## Written instruction:
Reproduce the data in its entirety, exactly as supplied.

# Dataset excerpts start

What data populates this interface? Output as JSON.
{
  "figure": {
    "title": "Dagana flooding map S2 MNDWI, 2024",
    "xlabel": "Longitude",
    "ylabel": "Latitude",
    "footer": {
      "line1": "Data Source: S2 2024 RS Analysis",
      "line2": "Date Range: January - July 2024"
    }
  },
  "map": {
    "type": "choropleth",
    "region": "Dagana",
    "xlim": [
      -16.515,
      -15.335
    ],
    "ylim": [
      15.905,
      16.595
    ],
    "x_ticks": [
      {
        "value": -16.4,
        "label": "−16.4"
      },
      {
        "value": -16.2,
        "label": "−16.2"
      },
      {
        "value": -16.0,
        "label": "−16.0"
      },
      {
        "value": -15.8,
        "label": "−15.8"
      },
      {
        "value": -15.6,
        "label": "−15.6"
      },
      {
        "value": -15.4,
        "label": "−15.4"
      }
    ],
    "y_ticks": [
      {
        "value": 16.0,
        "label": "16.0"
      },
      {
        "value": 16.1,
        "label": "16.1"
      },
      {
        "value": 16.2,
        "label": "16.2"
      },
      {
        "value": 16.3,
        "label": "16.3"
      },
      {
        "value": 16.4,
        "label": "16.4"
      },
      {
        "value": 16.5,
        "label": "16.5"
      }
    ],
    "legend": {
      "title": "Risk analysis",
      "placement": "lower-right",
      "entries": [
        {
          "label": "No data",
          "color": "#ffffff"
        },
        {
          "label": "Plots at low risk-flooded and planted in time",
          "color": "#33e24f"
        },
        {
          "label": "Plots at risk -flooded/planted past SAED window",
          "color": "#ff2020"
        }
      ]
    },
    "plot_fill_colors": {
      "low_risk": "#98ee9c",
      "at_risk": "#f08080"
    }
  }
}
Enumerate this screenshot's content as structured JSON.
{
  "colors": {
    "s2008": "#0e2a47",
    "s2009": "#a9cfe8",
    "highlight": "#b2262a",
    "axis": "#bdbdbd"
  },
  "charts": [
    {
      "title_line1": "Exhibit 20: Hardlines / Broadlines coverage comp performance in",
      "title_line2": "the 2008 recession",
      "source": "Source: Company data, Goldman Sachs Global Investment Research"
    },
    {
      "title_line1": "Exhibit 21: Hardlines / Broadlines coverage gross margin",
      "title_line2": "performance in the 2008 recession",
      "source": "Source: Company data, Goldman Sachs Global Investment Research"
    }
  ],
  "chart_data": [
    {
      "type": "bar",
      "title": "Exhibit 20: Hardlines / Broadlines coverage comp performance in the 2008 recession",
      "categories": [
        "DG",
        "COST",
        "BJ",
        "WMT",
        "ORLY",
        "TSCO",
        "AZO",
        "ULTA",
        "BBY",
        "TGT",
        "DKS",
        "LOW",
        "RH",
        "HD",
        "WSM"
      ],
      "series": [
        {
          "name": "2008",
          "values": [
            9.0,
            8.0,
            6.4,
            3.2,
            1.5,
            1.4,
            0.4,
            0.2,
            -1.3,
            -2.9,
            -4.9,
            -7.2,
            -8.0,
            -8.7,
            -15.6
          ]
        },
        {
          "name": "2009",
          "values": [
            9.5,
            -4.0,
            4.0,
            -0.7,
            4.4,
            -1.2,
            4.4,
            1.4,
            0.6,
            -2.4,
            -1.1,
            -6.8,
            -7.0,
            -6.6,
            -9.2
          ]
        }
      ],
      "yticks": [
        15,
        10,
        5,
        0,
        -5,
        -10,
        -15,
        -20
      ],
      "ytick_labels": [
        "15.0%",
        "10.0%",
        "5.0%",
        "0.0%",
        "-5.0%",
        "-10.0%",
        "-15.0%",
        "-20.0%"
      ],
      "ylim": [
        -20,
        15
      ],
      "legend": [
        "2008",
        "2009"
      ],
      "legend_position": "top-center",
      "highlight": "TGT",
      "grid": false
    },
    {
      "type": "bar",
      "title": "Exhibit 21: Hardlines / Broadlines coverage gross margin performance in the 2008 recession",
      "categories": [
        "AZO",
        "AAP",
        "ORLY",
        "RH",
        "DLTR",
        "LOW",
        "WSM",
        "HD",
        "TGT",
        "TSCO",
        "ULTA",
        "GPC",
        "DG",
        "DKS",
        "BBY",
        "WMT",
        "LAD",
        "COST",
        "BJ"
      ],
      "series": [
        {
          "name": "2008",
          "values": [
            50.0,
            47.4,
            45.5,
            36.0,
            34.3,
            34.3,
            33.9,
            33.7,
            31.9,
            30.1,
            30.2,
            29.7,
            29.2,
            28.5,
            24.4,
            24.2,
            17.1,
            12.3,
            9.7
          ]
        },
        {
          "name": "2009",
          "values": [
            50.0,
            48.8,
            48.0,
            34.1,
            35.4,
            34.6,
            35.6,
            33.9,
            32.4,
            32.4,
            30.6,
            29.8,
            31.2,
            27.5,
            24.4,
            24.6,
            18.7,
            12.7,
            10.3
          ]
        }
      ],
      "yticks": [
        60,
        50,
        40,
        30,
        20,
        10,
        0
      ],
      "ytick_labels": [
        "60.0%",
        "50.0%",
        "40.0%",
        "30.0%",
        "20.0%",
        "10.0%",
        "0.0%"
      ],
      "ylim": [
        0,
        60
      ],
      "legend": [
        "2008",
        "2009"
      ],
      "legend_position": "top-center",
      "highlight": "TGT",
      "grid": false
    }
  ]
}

# Dataset excerpts end

## Expected answer:
What data populates this interface? Output as JSON.
{
  "figure": {
    "title": "Dagana flooding map S2 MNDWI, 2024",
    "xlabel": "Longitude",
    "ylabel": "Latitude",
    "footer": {
      "line1": "Data Source: S2 2024 RS Analysis",
      "line2": "Date Range: January - July 2024"
    }
  },
  "map": {
    "type": "choropleth",
    "region": "Dagana",
    "xlim": [
      -16.515,
      -15.335
    ],
    "ylim": [
      15.905,
      16.595
    ],
    "x_ticks": [
      {
        "value": -16.4,
        "label": "−16.4"
      },
      {
        "value": -16.2,
        "label": "−16.2"
      },
      {
        "value": -16.0,
        "label": "−16.0"
      },
      {
        "value": -15.8,
        "label": "−15.8"
      },
      {
        "value": -15.6,
        "label": "−15.6"
      },
      {
        "value": -15.4,
        "label": "−15.4"
      }
    ],
    "y_ticks": [
      {
        "value": 16.0,
        "label": "16.0"
      },
      {
        "value": 16.1,
        "label": "16.1"
      },
      {
        "value": 16.2,
        "label": "16.2"
      },
      {
        "value": 16.3,
        "label": "16.3"
      },
      {
        "value": 16.4,
        "label": "16.4"
      },
      {
        "value": 16.5,
        "label": "16.5"
      }
    ],
    "legend": {
      "title": "Risk analysis",
      "placement": "lower-right",
      "entries": [
        {
          "label": "No data",
          "color": "#ffffff"
        },
        {
          "label": "Plots at low risk-flooded and planted in time",
          "color": "#33e24f"
        },
        {
          "label": "Plots at risk -flooded/planted past SAED window",
          "color": "#ff2020"
        }
      ]
    },
    "plot_fill_colors": {
      "low_risk": "#98ee9c",
      "at_risk": "#f08080"
    }
  }
}
Enumerate this screenshot's content as structured JSON.
{
  "colors": {
    "s2008": "#0e2a47",
    "s2009": "#a9cfe8",
    "highlight": "#b2262a",
    "axis": "#bdbdbd"
  },
  "charts": [
    {
      "title_line1": "Exhibit 20: Hardlines / Broadlines coverage comp performance in",
      "title_line2": "the 2008 recession",
      "source": "Source: Company data, Goldman Sachs Global Investment Research"
    },
    {
      "title_line1": "Exhibit 21: Hardlines / Broadlines coverage gross margin",
      "title_line2": "performance in the 2008 recession",
      "source": "Source: Company data, Goldman Sachs Global Investment Research"
    }
  ],
  "chart_data": [
    {
      "type": "bar",
      "title": "Exhibit 20: Hardlines / Broadlines coverage comp performance in the 2008 recession",
      "categories": [
        "DG",
        "COST",
        "BJ",
        "WMT",
        "ORLY",
        "TSCO",
        "AZO",
        "ULTA",
        "BBY",
        "TGT",
        "DKS",
        "LOW",
        "RH",
        "HD",
        "WSM"
      ],
      "series": [
        {
          "name": "2008",
          "values": [
            9.0,
            8.0,
            6.4,
            3.2,
            1.5,
            1.4,
            0.4,
            0.2,
            -1.3,
            -2.9,
            -4.9,
            -7.2,
            -8.0,
            -8.7,
            -15.6
          ]
        },
        {
          "name": "2009",
          "values": [
            9.5,
            -4.0,
            4.0,
            -0.7,
            4.4,
            -1.2,
            4.4,
            1.4,
            0.6,
            -2.4,
            -1.1,
            -6.8,
            -7.0,
            -6.6,
            -9.2
          ]
        }
      ],
      "yticks": [
        15,
        10,
        5,
        0,
        -5,
        -10,
        -15,
        -20
      ],
      "ytick_labels": [
        "15.0%",
        "10.0%",
        "5.0%",
        "0.0%",
        "-5.0%",
        "-10.0%",
        "-15.0%",
        "-20.0%"
      ],
      "ylim": [
        -20,
        15
      ],
      "legend": [
        "2008",
        "2009"
      ],
      "legend_position": "top-center",
      "highlight": "TGT",
      "grid": false
    },
    {
      "type": "bar",
      "title": "Exhibit 21: Hardlines / Broadlines coverage gross margin performance in the 2008 recession",
      "categories": [
        "AZO",
        "AAP",
        "ORLY",
        "RH",
        "DLTR",
        "LOW",
        "WSM",
        "HD",
        "TGT",
        "TSCO",
        "ULTA",
        "GPC",
        "DG",
        "DKS",
        "BBY",
        "WMT",
        "LAD",
        "COST",
        "BJ"
      ],
      "series": [
        {
          "name": "2008",
          "values": [
            50.0,
            47.4,
            45.5,
            36.0,
            34.3,
            34.3,
            33.9,
            33.7,
            31.9,
            30.1,
            30.2,
            29.7,
            29.2,
            28.5,
            24.4,
            24.2,
            17.1,
            12.3,
            9.7
          ]
        },
        {
          "name": "2009",
          "values": [
            50.0,
            48.8,
            48.0,
            34.1,
            35.4,
            34.6,
            35.6,
            33.9,
            32.4,
            32.4,
            30.6,
            29.8,
            31.2,
            27.5,
            24.4,
            24.6,
            18.7,
            12.7,
            10.3
          ]
        }
      ],
      "yticks": [
        60,
        50,
        40,
        30,
        20,
        10,
        0
      ],
      "ytick_labels": [
        "60.0%",
        "50.0%",
        "40.0%",
        "30.0%",
        "20.0%",
        "10.0%",
        "0.0%"
      ],
      "ylim": [
        0,
        60
      ],
      "legend": [
        "2008",
        "2009"
      ],
      "legend_position": "top-center",
      "highlight": "TGT",
      "grid": false
    }
  ]
}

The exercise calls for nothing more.